• **Requirement**: In the records below, work out how many lines hold the word "name". Report the number alone.

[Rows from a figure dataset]
============================================================

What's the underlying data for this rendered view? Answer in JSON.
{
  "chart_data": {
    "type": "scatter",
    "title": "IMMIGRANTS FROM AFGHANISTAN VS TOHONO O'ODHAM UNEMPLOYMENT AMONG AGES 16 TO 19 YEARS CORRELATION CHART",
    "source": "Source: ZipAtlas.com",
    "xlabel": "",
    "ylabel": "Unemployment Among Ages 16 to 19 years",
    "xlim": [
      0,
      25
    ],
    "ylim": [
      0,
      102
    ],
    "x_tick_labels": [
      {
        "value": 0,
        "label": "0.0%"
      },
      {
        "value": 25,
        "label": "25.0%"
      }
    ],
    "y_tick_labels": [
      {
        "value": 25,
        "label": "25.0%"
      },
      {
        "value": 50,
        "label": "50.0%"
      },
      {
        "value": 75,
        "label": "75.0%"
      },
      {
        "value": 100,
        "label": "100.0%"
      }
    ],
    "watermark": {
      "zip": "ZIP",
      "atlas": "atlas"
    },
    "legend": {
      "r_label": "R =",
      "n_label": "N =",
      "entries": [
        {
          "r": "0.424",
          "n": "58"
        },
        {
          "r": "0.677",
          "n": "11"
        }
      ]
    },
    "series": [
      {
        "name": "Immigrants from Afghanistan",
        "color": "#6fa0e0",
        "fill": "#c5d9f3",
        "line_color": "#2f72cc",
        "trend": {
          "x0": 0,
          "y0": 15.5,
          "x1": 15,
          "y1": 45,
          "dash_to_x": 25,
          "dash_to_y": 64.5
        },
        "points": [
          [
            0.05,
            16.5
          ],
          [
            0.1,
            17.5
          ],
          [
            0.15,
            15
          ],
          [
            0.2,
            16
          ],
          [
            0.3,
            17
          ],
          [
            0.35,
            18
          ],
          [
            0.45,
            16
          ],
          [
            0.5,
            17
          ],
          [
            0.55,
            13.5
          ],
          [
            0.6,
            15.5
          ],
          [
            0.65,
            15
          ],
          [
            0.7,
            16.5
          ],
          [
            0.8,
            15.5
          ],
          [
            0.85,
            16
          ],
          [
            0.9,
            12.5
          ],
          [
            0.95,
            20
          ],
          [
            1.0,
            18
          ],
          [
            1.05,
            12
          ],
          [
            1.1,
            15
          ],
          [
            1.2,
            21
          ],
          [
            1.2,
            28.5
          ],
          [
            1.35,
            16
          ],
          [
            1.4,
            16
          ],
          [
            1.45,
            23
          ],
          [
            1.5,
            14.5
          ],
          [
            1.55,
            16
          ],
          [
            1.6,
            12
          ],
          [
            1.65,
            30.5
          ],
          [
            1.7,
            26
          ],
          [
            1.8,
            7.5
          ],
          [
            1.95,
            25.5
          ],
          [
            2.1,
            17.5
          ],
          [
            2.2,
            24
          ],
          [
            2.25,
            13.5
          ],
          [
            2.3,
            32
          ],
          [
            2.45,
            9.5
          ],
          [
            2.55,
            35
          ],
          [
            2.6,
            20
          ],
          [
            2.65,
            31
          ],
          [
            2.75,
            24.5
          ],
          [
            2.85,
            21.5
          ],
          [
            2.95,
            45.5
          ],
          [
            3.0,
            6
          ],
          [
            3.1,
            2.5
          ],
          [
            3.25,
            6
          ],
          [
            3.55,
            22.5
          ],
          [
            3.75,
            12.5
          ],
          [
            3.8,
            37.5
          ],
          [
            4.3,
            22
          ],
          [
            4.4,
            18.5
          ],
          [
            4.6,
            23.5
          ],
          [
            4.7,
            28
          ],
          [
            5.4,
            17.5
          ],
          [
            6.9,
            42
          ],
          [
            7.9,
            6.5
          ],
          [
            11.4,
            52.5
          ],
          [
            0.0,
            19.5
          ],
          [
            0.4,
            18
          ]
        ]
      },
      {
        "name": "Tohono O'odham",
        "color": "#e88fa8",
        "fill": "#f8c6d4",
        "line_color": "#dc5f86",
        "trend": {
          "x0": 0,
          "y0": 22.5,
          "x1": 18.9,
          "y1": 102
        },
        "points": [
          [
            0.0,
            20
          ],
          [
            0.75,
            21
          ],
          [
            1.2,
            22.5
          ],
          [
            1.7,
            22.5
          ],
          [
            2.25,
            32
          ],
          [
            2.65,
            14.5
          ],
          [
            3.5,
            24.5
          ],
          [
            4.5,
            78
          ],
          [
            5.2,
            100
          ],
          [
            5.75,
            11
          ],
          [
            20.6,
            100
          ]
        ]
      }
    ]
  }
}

============================================================

• **Finished answer**: 2